Write out every line below that includes the word "اپنا".

--- Start of GIVEN RECORDS ---

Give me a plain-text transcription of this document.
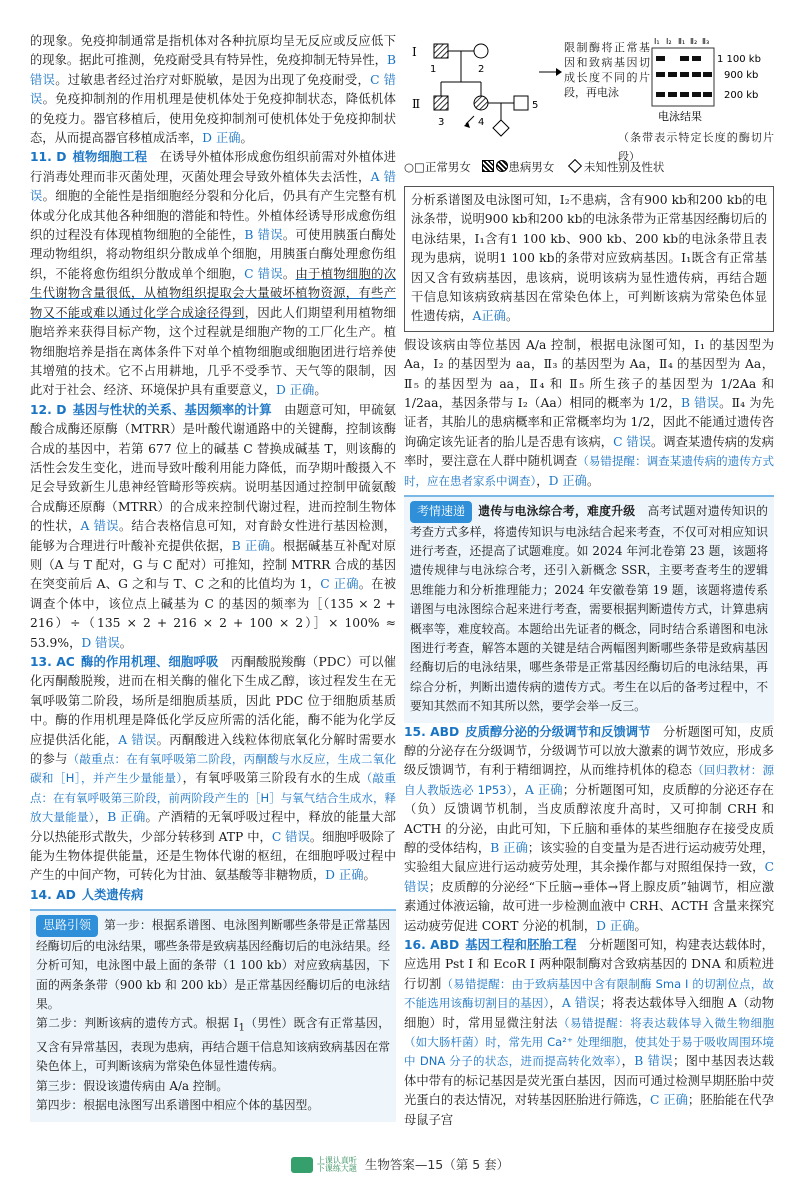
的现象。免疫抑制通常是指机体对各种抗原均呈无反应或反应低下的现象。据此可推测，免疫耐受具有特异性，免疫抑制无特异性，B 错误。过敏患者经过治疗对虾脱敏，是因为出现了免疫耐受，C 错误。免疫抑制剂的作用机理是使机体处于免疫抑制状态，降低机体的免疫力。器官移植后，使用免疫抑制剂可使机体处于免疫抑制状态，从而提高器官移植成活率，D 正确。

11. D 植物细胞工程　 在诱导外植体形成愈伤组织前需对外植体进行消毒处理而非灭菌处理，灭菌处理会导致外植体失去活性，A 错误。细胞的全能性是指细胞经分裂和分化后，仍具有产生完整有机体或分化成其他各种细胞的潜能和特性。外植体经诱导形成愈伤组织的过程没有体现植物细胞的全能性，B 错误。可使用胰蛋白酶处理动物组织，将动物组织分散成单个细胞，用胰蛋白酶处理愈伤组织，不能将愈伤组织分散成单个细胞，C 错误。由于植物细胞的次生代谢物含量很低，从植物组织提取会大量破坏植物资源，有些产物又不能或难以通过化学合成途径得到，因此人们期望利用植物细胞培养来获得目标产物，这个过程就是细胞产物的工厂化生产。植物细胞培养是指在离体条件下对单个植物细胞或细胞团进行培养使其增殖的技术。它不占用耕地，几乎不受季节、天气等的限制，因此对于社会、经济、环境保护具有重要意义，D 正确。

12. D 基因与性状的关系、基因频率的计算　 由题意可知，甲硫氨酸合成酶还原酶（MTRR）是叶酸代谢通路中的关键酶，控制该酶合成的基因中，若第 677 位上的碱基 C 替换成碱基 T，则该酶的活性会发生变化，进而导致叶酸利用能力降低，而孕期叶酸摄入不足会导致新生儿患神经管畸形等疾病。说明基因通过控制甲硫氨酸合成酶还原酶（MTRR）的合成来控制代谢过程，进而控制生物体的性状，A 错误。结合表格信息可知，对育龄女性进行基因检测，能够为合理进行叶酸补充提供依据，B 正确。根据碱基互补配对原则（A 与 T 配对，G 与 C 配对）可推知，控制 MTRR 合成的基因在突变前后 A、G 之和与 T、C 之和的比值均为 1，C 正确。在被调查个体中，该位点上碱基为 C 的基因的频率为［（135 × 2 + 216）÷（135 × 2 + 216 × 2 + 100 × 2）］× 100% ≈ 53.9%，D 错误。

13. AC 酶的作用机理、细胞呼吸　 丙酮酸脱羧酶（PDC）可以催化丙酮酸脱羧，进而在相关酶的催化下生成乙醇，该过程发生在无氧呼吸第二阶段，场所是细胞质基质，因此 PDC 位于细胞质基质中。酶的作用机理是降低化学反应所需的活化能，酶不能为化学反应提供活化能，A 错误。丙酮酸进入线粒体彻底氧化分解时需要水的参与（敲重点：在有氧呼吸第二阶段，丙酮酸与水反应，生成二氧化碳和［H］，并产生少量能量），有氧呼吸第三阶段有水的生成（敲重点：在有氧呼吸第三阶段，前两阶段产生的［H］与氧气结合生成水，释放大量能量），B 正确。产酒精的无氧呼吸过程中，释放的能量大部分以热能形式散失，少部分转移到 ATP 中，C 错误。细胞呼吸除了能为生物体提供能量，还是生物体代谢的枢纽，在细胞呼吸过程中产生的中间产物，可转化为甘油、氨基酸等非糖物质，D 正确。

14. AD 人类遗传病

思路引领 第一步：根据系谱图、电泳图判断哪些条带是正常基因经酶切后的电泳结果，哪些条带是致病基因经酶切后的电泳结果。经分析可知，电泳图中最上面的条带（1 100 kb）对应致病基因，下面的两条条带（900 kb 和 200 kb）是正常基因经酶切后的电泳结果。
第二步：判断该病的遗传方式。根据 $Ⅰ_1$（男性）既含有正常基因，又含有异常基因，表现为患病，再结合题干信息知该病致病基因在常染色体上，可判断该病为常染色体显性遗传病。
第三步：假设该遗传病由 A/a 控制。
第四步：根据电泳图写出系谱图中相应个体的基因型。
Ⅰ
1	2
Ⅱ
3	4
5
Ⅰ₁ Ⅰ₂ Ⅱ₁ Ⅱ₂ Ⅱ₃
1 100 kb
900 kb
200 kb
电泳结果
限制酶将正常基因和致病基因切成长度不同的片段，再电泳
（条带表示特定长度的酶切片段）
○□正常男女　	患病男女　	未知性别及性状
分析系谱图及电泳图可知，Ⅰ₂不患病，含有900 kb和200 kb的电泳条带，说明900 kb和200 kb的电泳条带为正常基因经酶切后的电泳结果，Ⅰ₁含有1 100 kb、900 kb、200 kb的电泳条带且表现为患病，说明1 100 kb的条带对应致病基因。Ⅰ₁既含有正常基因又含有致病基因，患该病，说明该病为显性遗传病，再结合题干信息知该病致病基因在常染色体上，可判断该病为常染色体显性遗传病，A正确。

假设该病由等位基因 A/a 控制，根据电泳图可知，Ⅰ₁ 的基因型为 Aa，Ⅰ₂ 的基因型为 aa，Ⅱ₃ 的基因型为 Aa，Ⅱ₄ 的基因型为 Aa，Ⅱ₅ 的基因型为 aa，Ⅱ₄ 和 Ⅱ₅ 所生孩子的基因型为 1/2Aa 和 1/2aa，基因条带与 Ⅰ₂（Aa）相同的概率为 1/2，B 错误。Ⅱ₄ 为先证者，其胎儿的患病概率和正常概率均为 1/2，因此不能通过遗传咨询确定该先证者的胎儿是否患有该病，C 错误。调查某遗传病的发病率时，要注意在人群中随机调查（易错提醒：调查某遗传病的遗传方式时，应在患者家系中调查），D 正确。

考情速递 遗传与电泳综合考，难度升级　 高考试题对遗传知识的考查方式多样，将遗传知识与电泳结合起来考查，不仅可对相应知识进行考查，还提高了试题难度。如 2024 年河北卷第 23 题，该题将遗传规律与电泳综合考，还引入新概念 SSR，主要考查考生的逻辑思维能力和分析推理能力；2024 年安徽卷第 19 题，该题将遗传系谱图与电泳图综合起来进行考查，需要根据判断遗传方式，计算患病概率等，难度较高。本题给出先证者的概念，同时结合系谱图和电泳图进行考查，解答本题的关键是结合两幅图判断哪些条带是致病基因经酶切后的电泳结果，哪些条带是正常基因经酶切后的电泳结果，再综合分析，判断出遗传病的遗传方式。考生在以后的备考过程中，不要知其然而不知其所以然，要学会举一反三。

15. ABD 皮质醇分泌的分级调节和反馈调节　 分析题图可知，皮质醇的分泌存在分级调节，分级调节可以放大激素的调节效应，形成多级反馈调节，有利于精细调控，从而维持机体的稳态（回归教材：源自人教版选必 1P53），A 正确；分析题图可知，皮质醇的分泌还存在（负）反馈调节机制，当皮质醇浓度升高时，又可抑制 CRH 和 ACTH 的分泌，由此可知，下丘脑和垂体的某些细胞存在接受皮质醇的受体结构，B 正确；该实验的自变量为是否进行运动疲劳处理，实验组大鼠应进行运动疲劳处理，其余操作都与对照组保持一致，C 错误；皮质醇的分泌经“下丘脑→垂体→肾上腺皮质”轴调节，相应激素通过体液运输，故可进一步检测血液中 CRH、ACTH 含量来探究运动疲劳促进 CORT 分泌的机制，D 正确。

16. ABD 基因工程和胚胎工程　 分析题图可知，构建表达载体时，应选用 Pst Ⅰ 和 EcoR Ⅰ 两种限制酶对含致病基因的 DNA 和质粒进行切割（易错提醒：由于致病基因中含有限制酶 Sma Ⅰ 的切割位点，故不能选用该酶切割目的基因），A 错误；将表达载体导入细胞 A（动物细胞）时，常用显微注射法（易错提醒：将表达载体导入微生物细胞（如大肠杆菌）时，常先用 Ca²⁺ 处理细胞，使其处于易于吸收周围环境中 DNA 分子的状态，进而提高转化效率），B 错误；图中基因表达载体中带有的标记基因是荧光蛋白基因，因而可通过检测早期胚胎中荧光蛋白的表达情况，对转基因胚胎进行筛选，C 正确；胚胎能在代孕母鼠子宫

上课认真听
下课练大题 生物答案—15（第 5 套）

--- End of GIVEN RECORDS ---
--- Start of GIVEN RECORDS ---

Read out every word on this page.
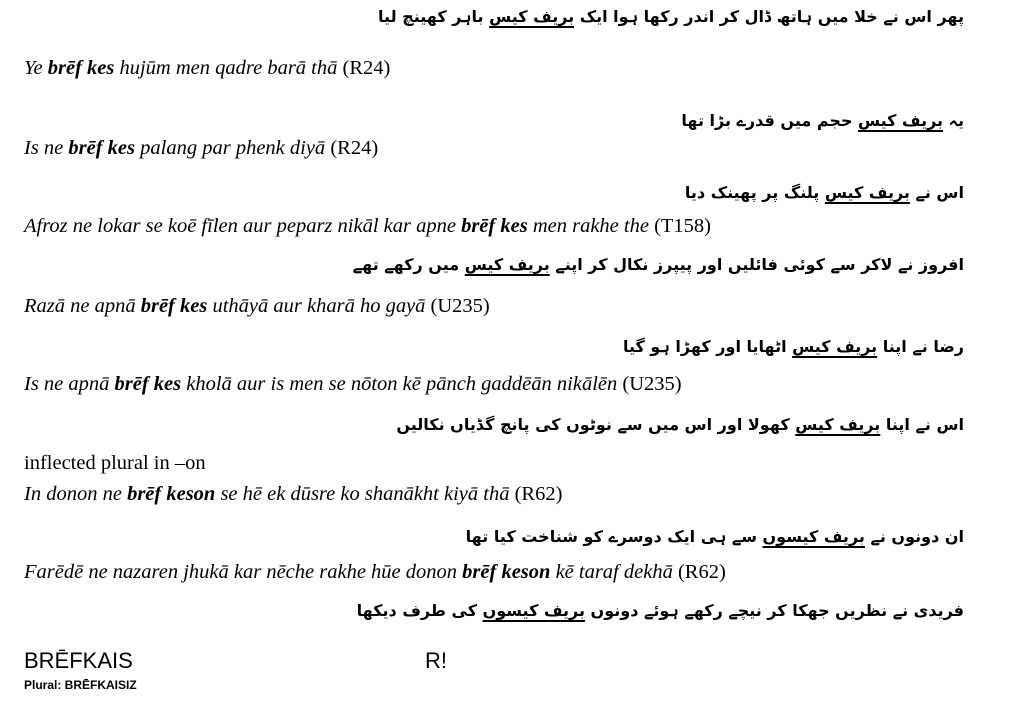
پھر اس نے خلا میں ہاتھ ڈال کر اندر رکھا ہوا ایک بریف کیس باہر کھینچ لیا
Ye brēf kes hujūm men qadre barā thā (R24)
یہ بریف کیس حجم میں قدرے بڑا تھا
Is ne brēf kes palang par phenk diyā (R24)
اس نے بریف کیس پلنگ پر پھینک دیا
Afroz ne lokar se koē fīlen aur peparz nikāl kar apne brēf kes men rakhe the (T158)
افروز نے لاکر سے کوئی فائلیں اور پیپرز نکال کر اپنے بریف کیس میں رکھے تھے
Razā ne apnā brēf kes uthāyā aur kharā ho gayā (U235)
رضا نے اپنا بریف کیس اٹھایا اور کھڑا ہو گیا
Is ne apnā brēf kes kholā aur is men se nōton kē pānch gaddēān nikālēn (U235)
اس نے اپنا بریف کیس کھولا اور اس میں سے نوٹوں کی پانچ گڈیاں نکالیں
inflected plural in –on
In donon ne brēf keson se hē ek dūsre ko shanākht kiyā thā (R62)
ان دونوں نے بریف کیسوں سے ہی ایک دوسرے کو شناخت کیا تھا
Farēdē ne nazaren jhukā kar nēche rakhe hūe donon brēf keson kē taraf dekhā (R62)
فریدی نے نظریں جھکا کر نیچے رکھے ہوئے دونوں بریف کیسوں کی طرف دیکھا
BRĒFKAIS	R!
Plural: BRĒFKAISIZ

--- End of GIVEN RECORDS ---

▶ **ANSWER TO THIS EXERCISE**
رضا نے اپنا بریف کیس اٹھایا اور کھڑا ہو گیا
اس نے اپنا بریف کیس کھولا اور اس میں سے نوٹوں کی پانچ گڈیاں نکالیں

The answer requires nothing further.